___ MATERIAL FOR THE TASK

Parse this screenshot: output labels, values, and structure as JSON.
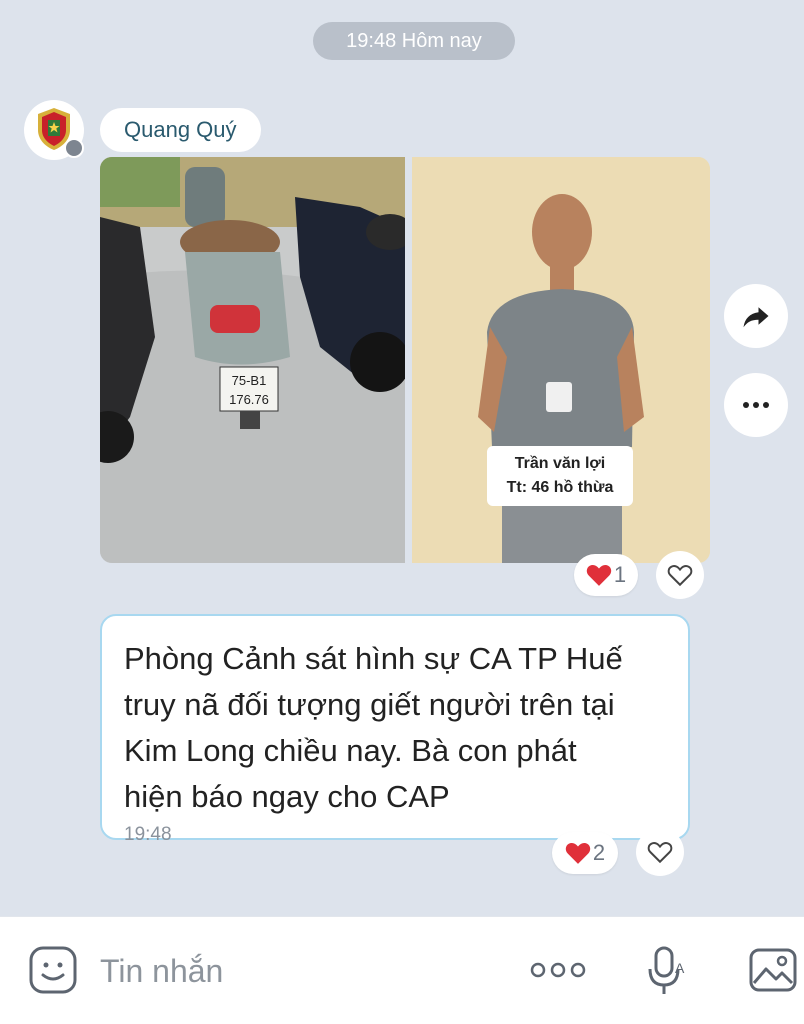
{
  "chat": {
    "date_divider": "19:48 Hôm nay",
    "sender": {
      "name": "Quang Quý",
      "avatar_icon": "police-emblem-icon"
    }
  },
  "image_message": {
    "caption_line1": "Trần văn lợi",
    "caption_line2": "Tt: 46 hồ thừa",
    "plate_line1": "75-B1",
    "plate_line2": "176.76",
    "reaction_count": "1"
  },
  "text_message": {
    "text": "Phòng Cảnh sát hình sự CA TP Huế\ntruy nã đối tượng giết người trên tại\nKim Long chiều nay. Bà con phát\nhiện báo ngay cho CAP",
    "time": "19:48",
    "reaction_count": "2"
  },
  "side_actions": [
    "share-icon",
    "more-icon"
  ],
  "composer": {
    "placeholder": "Tin nhắn",
    "icons": [
      "sticker-icon",
      "more-dots-icon",
      "voice-icon",
      "image-icon"
    ]
  },
  "colors": {
    "background": "#dde3ec",
    "bubble_border": "#a8d8f0",
    "heart": "#e0303a",
    "sender_name": "#2a5a6e"
  }
}
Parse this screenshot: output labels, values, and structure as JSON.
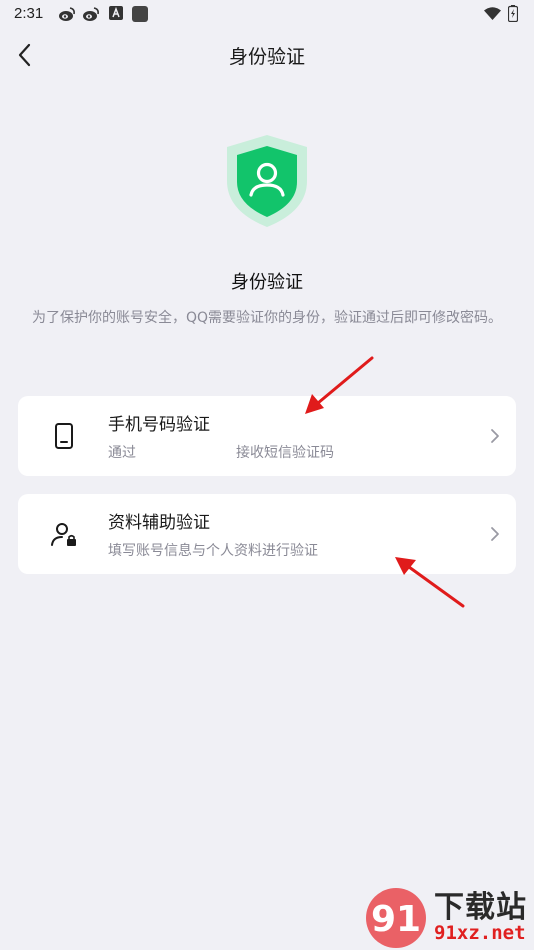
{
  "status_bar": {
    "time": "2:31",
    "icons": [
      "weibo-icon",
      "weibo-icon",
      "a-notification-icon",
      "app-notification-icon",
      "wifi-icon",
      "battery-charging-icon"
    ]
  },
  "nav": {
    "back_icon": "chevron-left-icon",
    "title": "身份验证"
  },
  "hero": {
    "icon": "shield-user-icon",
    "title": "身份验证",
    "description": "为了保护你的账号安全，QQ需要验证你的身份，验证通过后即可修改密码。"
  },
  "options": [
    {
      "icon": "phone-icon",
      "title": "手机号码验证",
      "subtitle_prefix": "通过",
      "subtitle_suffix": "接收短信验证码"
    },
    {
      "icon": "user-lock-icon",
      "title": "资料辅助验证",
      "subtitle": "填写账号信息与个人资料进行验证"
    }
  ],
  "watermark": {
    "logo_text": "91",
    "line1": "下载站",
    "line2": "91xz.net"
  },
  "colors": {
    "background": "#f0f0f5",
    "card": "#ffffff",
    "accent_green": "#12c46b",
    "shield_light": "#c9eedb",
    "annotation_red": "#e01b1b",
    "secondary_text": "#8a8a96"
  }
}
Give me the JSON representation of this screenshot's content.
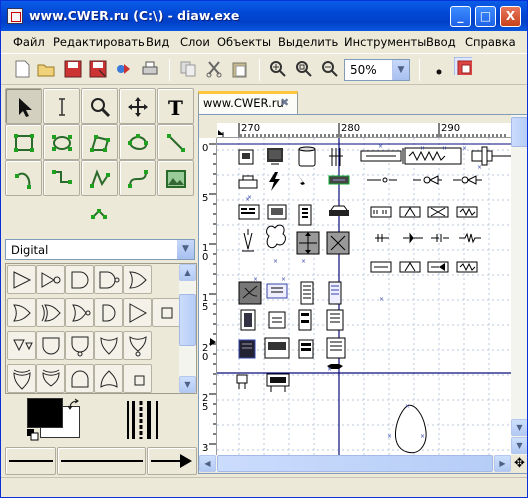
{
  "window": {
    "title": "www.CWER.ru (C:\\) - diaw.exe",
    "controls": {
      "minimize": "_",
      "maximize": "□",
      "close": "X"
    }
  },
  "menu": {
    "items": [
      "Файл",
      "Редактировать",
      "Вид",
      "Слои",
      "Объекты",
      "Выделить",
      "Инструменты",
      "Ввод",
      "Справка"
    ]
  },
  "toolbar": {
    "icons": [
      "new-icon",
      "open-icon",
      "save-icon",
      "save-as-icon",
      "export-icon",
      "print-icon",
      "copy-icon",
      "cut-icon",
      "paste-icon",
      "zoom-in-icon",
      "zoom-fit-icon",
      "zoom-out-icon",
      "snap-icon",
      "grid-icon"
    ],
    "zoom_value": "50%"
  },
  "tools": {
    "items": [
      "pointer",
      "text-cursor",
      "magnify",
      "move",
      "text",
      "box",
      "ellipse",
      "polygon",
      "beziergon",
      "line",
      "arc",
      "zigzag",
      "polyline",
      "bezier",
      "image",
      "outline"
    ]
  },
  "sheet": {
    "selected": "Digital"
  },
  "colors": {
    "foreground": "#000000",
    "background": "#ffffff"
  },
  "tab": {
    "label": "www.CWER.ru",
    "close": "✖"
  },
  "ruler": {
    "h_labels": [
      "270",
      "280",
      "290"
    ],
    "v_labels": [
      [
        "0"
      ],
      [
        "5"
      ],
      [
        "1",
        "0"
      ],
      [
        "1",
        "5"
      ],
      [
        "2",
        "0"
      ],
      [
        "2",
        "5"
      ],
      [
        "3"
      ]
    ]
  },
  "nav_icon": "✥"
}
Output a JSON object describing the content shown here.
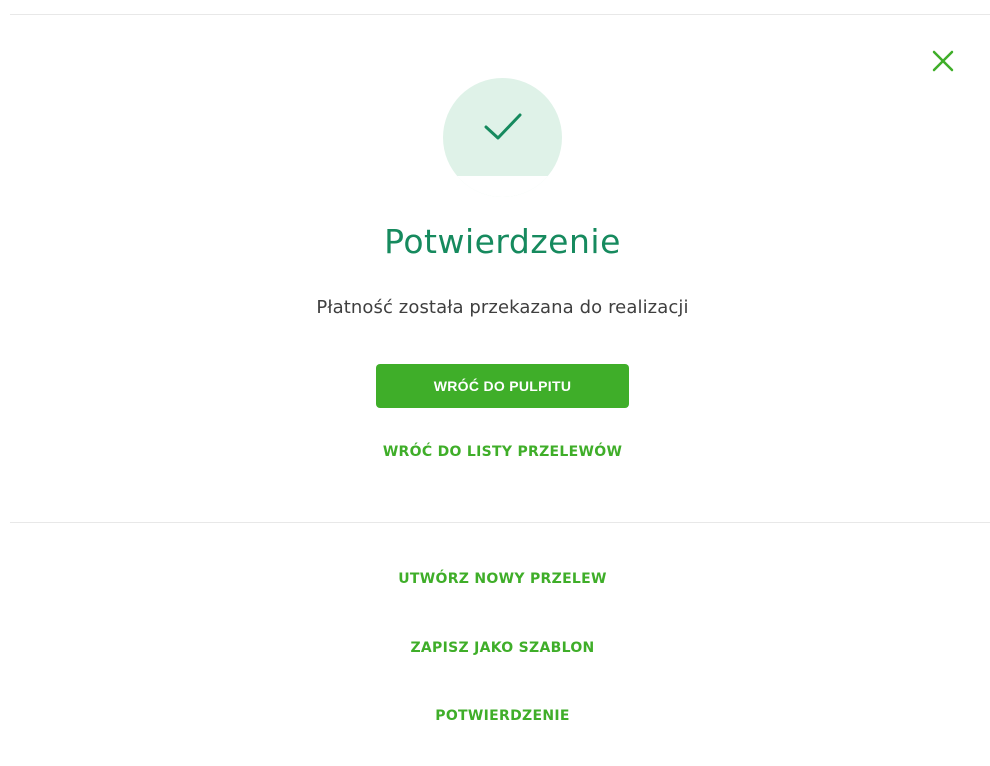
{
  "dialog": {
    "title": "Potwierdzenie",
    "message": "Płatność została przekazana do realizacji",
    "close_icon": "close-icon",
    "status_icon": "check-icon"
  },
  "actions": {
    "back_to_dashboard": "WRÓĆ DO PULPITU",
    "back_to_transfers_list": "WRÓĆ DO LISTY PRZELEWÓW"
  },
  "secondary_actions": {
    "new_transfer": "UTWÓRZ NOWY PRZELEW",
    "save_template": "ZAPISZ JAKO SZABLON",
    "confirmation": "POTWIERDZENIE"
  },
  "colors": {
    "accent_green": "#3fae29",
    "title_green": "#168a5e",
    "success_circle": "#dff2e8"
  }
}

______

SET EXERCISE »
Give the data above again in full and unchanged, skipping the pictures.

FINISHED TASK »
Parse this screenshot: output labels, values, and structure as JSON.
{
  "chat": {
    "date_divider": "19:48 Hôm nay",
    "sender": {
      "name": "Quang Quý",
      "avatar_icon": "police-emblem-icon"
    }
  },
  "image_message": {
    "caption_line1": "Trần văn lợi",
    "caption_line2": "Tt: 46 hồ thừa",
    "plate_line1": "75-B1",
    "plate_line2": "176.76",
    "reaction_count": "1"
  },
  "text_message": {
    "text": "Phòng Cảnh sát hình sự CA TP Huế\ntruy nã đối tượng giết người trên tại\nKim Long chiều nay. Bà con phát\nhiện báo ngay cho CAP",
    "time": "19:48",
    "reaction_count": "2"
  },
  "side_actions": [
    "share-icon",
    "more-icon"
  ],
  "composer": {
    "placeholder": "Tin nhắn",
    "icons": [
      "sticker-icon",
      "more-dots-icon",
      "voice-icon",
      "image-icon"
    ]
  },
  "colors": {
    "background": "#dde3ec",
    "bubble_border": "#a8d8f0",
    "heart": "#e0303a",
    "sender_name": "#2a5a6e"
  }
}
Parse this screenshot: output labels, values, and structure as JSON.
{
  "status_bar": {
    "time": "2:31",
    "icons": [
      "weibo-icon",
      "weibo-icon",
      "a-notification-icon",
      "app-notification-icon",
      "wifi-icon",
      "battery-charging-icon"
    ]
  },
  "nav": {
    "back_icon": "chevron-left-icon",
    "title": "身份验证"
  },
  "hero": {
    "icon": "shield-user-icon",
    "title": "身份验证",
    "description": "为了保护你的账号安全，QQ需要验证你的身份，验证通过后即可修改密码。"
  },
  "options": [
    {
      "icon": "phone-icon",
      "title": "手机号码验证",
      "subtitle_prefix": "通过",
      "subtitle_suffix": "接收短信验证码"
    },
    {
      "icon": "user-lock-icon",
      "title": "资料辅助验证",
      "subtitle": "填写账号信息与个人资料进行验证"
    }
  ],
  "watermark": {
    "logo_text": "91",
    "line1": "下载站",
    "line2": "91xz.net"
  },
  "colors": {
    "background": "#f0f0f5",
    "card": "#ffffff",
    "accent_green": "#12c46b",
    "shield_light": "#c9eedb",
    "annotation_red": "#e01b1b",
    "secondary_text": "#8a8a96"
  }
}
Give me the JSON representation of this screenshot's content.
{
  "window": {
    "title": "www.CWER.ru (C:\\) - diaw.exe",
    "controls": {
      "minimize": "_",
      "maximize": "□",
      "close": "X"
    }
  },
  "menu": {
    "items": [
      "Файл",
      "Редактировать",
      "Вид",
      "Слои",
      "Объекты",
      "Выделить",
      "Инструменты",
      "Ввод",
      "Справка"
    ]
  },
  "toolbar": {
    "icons": [
      "new-icon",
      "open-icon",
      "save-icon",
      "save-as-icon",
      "export-icon",
      "print-icon",
      "copy-icon",
      "cut-icon",
      "paste-icon",
      "zoom-in-icon",
      "zoom-fit-icon",
      "zoom-out-icon",
      "snap-icon",
      "grid-icon"
    ],
    "zoom_value": "50%"
  },
  "tools": {
    "items": [
      "pointer",
      "text-cursor",
      "magnify",
      "move",
      "text",
      "box",
      "ellipse",
      "polygon",
      "beziergon",
      "line",
      "arc",
      "zigzag",
      "polyline",
      "bezier",
      "image",
      "outline"
    ]
  },
  "sheet": {
    "selected": "Digital"
  },
  "colors": {
    "foreground": "#000000",
    "background": "#ffffff"
  },
  "tab": {
    "label": "www.CWER.ru",
    "close": "✖"
  },
  "ruler": {
    "h_labels": [
      "270",
      "280",
      "290"
    ],
    "v_labels": [
      [
        "0"
      ],
      [
        "5"
      ],
      [
        "1",
        "0"
      ],
      [
        "1",
        "5"
      ],
      [
        "2",
        "0"
      ],
      [
        "2",
        "5"
      ],
      [
        "3"
      ]
    ]
  },
  "nav_icon": "✥"
}
Output a JSON object describing the content shown here.
{
  "dialog": {
    "title": "Potwierdzenie",
    "message": "Płatność została przekazana do realizacji",
    "close_icon": "close-icon",
    "status_icon": "check-icon"
  },
  "actions": {
    "back_to_dashboard": "WRÓĆ DO PULPITU",
    "back_to_transfers_list": "WRÓĆ DO LISTY PRZELEWÓW"
  },
  "secondary_actions": {
    "new_transfer": "UTWÓRZ NOWY PRZELEW",
    "save_template": "ZAPISZ JAKO SZABLON",
    "confirmation": "POTWIERDZENIE"
  },
  "colors": {
    "accent_green": "#3fae29",
    "title_green": "#168a5e",
    "success_circle": "#dff2e8"
  }
}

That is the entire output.